Records:
- - -
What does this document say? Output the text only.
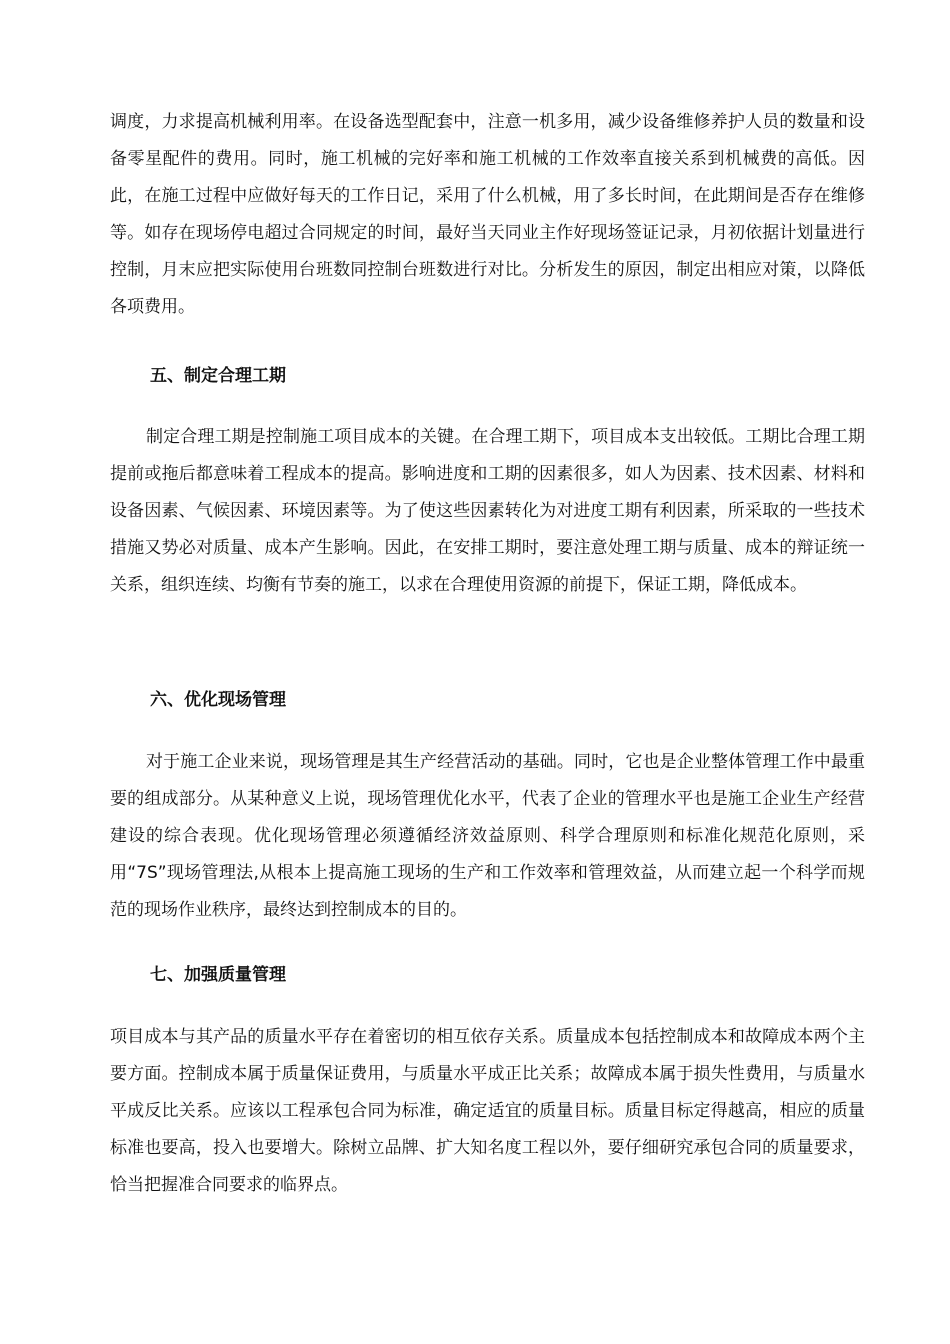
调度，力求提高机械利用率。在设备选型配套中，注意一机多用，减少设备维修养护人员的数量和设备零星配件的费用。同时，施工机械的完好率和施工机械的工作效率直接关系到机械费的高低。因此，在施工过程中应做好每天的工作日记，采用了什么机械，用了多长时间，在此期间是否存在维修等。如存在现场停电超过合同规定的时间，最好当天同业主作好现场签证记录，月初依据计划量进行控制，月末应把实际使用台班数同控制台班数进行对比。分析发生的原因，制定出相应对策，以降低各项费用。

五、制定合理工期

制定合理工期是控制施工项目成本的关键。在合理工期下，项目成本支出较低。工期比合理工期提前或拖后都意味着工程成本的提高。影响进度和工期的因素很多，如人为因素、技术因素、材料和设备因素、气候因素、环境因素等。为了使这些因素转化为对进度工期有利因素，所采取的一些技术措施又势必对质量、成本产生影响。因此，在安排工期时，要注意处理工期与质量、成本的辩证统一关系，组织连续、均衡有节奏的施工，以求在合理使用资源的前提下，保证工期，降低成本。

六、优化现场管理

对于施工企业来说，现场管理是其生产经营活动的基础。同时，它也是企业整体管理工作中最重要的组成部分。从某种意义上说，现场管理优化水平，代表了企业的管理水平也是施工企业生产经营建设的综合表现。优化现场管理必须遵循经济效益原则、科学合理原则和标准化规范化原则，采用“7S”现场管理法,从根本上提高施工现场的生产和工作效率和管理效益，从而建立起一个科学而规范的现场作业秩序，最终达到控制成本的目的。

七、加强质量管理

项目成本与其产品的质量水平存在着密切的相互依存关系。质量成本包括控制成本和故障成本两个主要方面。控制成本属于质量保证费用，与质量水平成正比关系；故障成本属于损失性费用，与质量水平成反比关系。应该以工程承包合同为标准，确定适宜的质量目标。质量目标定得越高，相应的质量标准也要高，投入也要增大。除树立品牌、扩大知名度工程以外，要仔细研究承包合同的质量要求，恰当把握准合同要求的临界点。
- - -
Write out the records above exactly as they appear, leaving out any pictures.

What does this document say? Output the text only.
调度，力求提高机械利用率。在设备选型配套中，注意一机多用，减少设备维修养护人员的数量和设备零星配件的费用。同时，施工机械的完好率和施工机械的工作效率直接关系到机械费的高低。因此，在施工过程中应做好每天的工作日记，采用了什么机械，用了多长时间，在此期间是否存在维修等。如存在现场停电超过合同规定的时间，最好当天同业主作好现场签证记录，月初依据计划量进行控制，月末应把实际使用台班数同控制台班数进行对比。分析发生的原因，制定出相应对策，以降低各项费用。

五、制定合理工期

制定合理工期是控制施工项目成本的关键。在合理工期下，项目成本支出较低。工期比合理工期提前或拖后都意味着工程成本的提高。影响进度和工期的因素很多，如人为因素、技术因素、材料和设备因素、气候因素、环境因素等。为了使这些因素转化为对进度工期有利因素，所采取的一些技术措施又势必对质量、成本产生影响。因此，在安排工期时，要注意处理工期与质量、成本的辩证统一关系，组织连续、均衡有节奏的施工，以求在合理使用资源的前提下，保证工期，降低成本。

六、优化现场管理

对于施工企业来说，现场管理是其生产经营活动的基础。同时，它也是企业整体管理工作中最重要的组成部分。从某种意义上说，现场管理优化水平，代表了企业的管理水平也是施工企业生产经营建设的综合表现。优化现场管理必须遵循经济效益原则、科学合理原则和标准化规范化原则，采用“7S”现场管理法,从根本上提高施工现场的生产和工作效率和管理效益，从而建立起一个科学而规范的现场作业秩序，最终达到控制成本的目的。

七、加强质量管理

项目成本与其产品的质量水平存在着密切的相互依存关系。质量成本包括控制成本和故障成本两个主要方面。控制成本属于质量保证费用，与质量水平成正比关系；故障成本属于损失性费用，与质量水平成反比关系。应该以工程承包合同为标准，确定适宜的质量目标。质量目标定得越高，相应的质量标准也要高，投入也要增大。除树立品牌、扩大知名度工程以外，要仔细研究承包合同的质量要求，恰当把握准合同要求的临界点。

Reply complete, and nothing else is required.